*Information shown*.
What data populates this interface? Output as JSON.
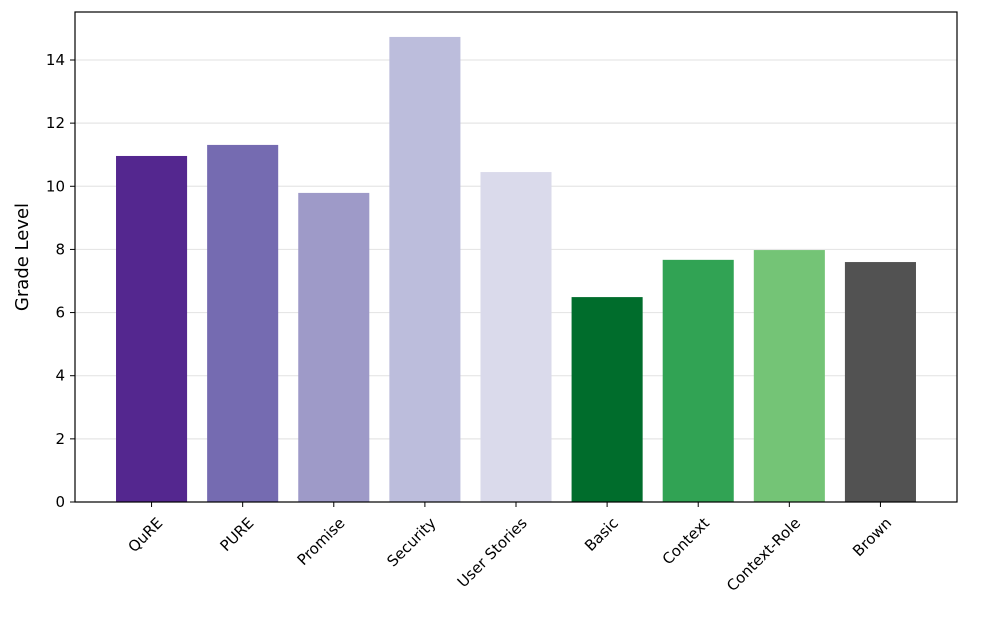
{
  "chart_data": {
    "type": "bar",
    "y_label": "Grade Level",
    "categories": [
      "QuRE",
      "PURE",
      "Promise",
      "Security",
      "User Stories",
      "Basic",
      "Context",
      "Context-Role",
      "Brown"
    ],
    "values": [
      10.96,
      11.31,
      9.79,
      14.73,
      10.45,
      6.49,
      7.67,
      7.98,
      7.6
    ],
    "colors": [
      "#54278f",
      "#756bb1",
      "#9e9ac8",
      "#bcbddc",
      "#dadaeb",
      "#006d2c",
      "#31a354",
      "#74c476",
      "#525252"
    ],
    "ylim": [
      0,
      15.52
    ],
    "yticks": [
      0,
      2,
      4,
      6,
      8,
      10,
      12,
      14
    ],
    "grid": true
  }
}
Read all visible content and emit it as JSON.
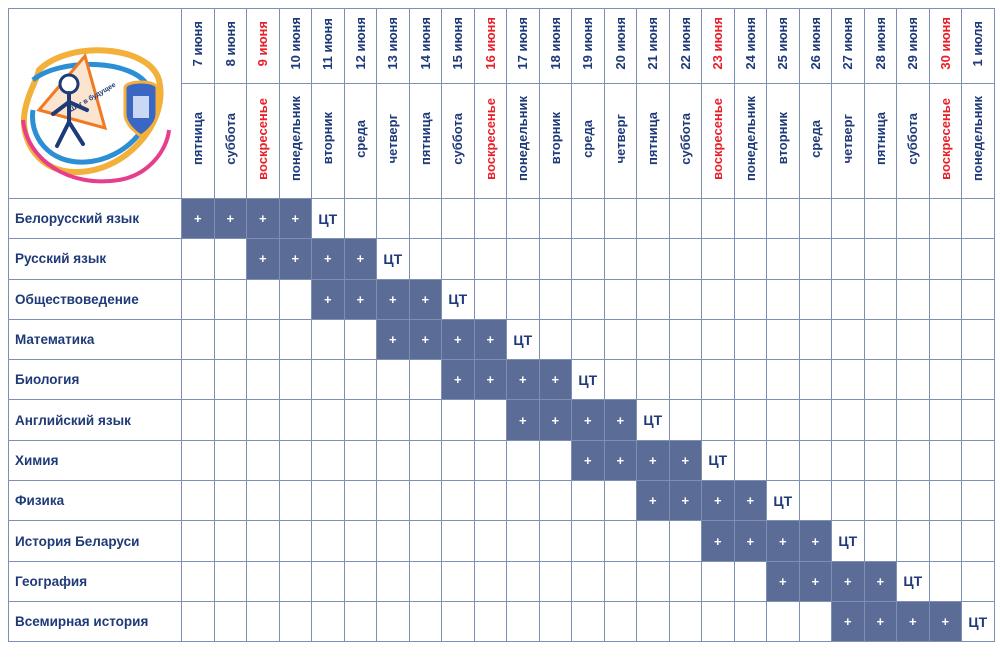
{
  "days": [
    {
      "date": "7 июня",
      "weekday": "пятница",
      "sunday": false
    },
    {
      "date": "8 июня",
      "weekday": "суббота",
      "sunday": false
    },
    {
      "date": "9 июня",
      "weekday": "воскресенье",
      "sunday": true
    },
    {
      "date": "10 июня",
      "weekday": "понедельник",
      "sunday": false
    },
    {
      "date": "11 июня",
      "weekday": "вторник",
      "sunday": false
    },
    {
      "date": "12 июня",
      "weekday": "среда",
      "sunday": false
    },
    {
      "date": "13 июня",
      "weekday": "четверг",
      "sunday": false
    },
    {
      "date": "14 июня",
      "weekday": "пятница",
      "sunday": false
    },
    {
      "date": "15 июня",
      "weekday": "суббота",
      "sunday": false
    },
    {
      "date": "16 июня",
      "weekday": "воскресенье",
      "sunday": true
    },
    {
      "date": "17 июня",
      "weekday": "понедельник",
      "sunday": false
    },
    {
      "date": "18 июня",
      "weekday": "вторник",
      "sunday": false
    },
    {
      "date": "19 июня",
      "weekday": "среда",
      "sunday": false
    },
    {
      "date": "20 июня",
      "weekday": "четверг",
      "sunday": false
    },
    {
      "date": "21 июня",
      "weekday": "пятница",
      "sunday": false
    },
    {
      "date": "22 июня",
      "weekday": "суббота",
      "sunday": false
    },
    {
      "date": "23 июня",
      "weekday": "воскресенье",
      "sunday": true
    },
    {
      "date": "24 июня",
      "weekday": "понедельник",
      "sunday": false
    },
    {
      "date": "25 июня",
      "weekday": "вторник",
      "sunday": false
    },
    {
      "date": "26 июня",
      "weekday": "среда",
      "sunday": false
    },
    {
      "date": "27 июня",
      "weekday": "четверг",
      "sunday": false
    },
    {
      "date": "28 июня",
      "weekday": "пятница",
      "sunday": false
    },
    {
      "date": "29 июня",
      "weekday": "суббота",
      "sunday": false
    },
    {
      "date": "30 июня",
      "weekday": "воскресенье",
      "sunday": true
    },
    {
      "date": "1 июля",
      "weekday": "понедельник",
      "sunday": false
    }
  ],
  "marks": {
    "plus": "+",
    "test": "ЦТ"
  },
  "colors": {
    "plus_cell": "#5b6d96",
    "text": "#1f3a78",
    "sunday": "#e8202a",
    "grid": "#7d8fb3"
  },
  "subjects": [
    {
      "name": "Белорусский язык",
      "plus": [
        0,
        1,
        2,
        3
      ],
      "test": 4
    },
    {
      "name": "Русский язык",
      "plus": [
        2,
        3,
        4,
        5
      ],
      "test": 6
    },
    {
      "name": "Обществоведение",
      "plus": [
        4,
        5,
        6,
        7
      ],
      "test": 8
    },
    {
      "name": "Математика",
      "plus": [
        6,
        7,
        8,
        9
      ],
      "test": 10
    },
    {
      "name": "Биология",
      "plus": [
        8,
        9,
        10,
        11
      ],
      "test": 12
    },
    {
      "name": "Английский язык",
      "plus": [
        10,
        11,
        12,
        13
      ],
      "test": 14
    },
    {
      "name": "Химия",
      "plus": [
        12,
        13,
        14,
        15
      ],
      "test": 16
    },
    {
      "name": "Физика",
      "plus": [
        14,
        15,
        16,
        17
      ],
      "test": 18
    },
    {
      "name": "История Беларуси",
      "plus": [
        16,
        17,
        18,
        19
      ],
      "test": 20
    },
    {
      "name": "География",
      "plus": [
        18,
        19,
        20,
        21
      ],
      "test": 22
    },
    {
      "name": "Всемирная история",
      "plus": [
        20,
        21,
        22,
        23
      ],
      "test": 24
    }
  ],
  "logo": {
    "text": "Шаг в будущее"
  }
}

*Problem*.
Return the listing above unchanged, apart from dropping its pictures.

*Solution to this problem*.
What data populates this interface? Output as JSON.
{
  "chart_data": {
    "type": "bar",
    "y_label": "Grade Level",
    "categories": [
      "QuRE",
      "PURE",
      "Promise",
      "Security",
      "User Stories",
      "Basic",
      "Context",
      "Context-Role",
      "Brown"
    ],
    "values": [
      10.96,
      11.31,
      9.79,
      14.73,
      10.45,
      6.49,
      7.67,
      7.98,
      7.6
    ],
    "colors": [
      "#54278f",
      "#756bb1",
      "#9e9ac8",
      "#bcbddc",
      "#dadaeb",
      "#006d2c",
      "#31a354",
      "#74c476",
      "#525252"
    ],
    "ylim": [
      0,
      15.52
    ],
    "yticks": [
      0,
      2,
      4,
      6,
      8,
      10,
      12,
      14
    ],
    "grid": true
  }
}
Read all visible content and emit it as JSON.
{
  "days": [
    {
      "date": "7 июня",
      "weekday": "пятница",
      "sunday": false
    },
    {
      "date": "8 июня",
      "weekday": "суббота",
      "sunday": false
    },
    {
      "date": "9 июня",
      "weekday": "воскресенье",
      "sunday": true
    },
    {
      "date": "10 июня",
      "weekday": "понедельник",
      "sunday": false
    },
    {
      "date": "11 июня",
      "weekday": "вторник",
      "sunday": false
    },
    {
      "date": "12 июня",
      "weekday": "среда",
      "sunday": false
    },
    {
      "date": "13 июня",
      "weekday": "четверг",
      "sunday": false
    },
    {
      "date": "14 июня",
      "weekday": "пятница",
      "sunday": false
    },
    {
      "date": "15 июня",
      "weekday": "суббота",
      "sunday": false
    },
    {
      "date": "16 июня",
      "weekday": "воскресенье",
      "sunday": true
    },
    {
      "date": "17 июня",
      "weekday": "понедельник",
      "sunday": false
    },
    {
      "date": "18 июня",
      "weekday": "вторник",
      "sunday": false
    },
    {
      "date": "19 июня",
      "weekday": "среда",
      "sunday": false
    },
    {
      "date": "20 июня",
      "weekday": "четверг",
      "sunday": false
    },
    {
      "date": "21 июня",
      "weekday": "пятница",
      "sunday": false
    },
    {
      "date": "22 июня",
      "weekday": "суббота",
      "sunday": false
    },
    {
      "date": "23 июня",
      "weekday": "воскресенье",
      "sunday": true
    },
    {
      "date": "24 июня",
      "weekday": "понедельник",
      "sunday": false
    },
    {
      "date": "25 июня",
      "weekday": "вторник",
      "sunday": false
    },
    {
      "date": "26 июня",
      "weekday": "среда",
      "sunday": false
    },
    {
      "date": "27 июня",
      "weekday": "четверг",
      "sunday": false
    },
    {
      "date": "28 июня",
      "weekday": "пятница",
      "sunday": false
    },
    {
      "date": "29 июня",
      "weekday": "суббота",
      "sunday": false
    },
    {
      "date": "30 июня",
      "weekday": "воскресенье",
      "sunday": true
    },
    {
      "date": "1 июля",
      "weekday": "понедельник",
      "sunday": false
    }
  ],
  "marks": {
    "plus": "+",
    "test": "ЦТ"
  },
  "colors": {
    "plus_cell": "#5b6d96",
    "text": "#1f3a78",
    "sunday": "#e8202a",
    "grid": "#7d8fb3"
  },
  "subjects": [
    {
      "name": "Белорусский язык",
      "plus": [
        0,
        1,
        2,
        3
      ],
      "test": 4
    },
    {
      "name": "Русский язык",
      "plus": [
        2,
        3,
        4,
        5
      ],
      "test": 6
    },
    {
      "name": "Обществоведение",
      "plus": [
        4,
        5,
        6,
        7
      ],
      "test": 8
    },
    {
      "name": "Математика",
      "plus": [
        6,
        7,
        8,
        9
      ],
      "test": 10
    },
    {
      "name": "Биология",
      "plus": [
        8,
        9,
        10,
        11
      ],
      "test": 12
    },
    {
      "name": "Английский язык",
      "plus": [
        10,
        11,
        12,
        13
      ],
      "test": 14
    },
    {
      "name": "Химия",
      "plus": [
        12,
        13,
        14,
        15
      ],
      "test": 16
    },
    {
      "name": "Физика",
      "plus": [
        14,
        15,
        16,
        17
      ],
      "test": 18
    },
    {
      "name": "История Беларуси",
      "plus": [
        16,
        17,
        18,
        19
      ],
      "test": 20
    },
    {
      "name": "География",
      "plus": [
        18,
        19,
        20,
        21
      ],
      "test": 22
    },
    {
      "name": "Всемирная история",
      "plus": [
        20,
        21,
        22,
        23
      ],
      "test": 24
    }
  ],
  "logo": {
    "text": "Шаг в будущее"
  }
}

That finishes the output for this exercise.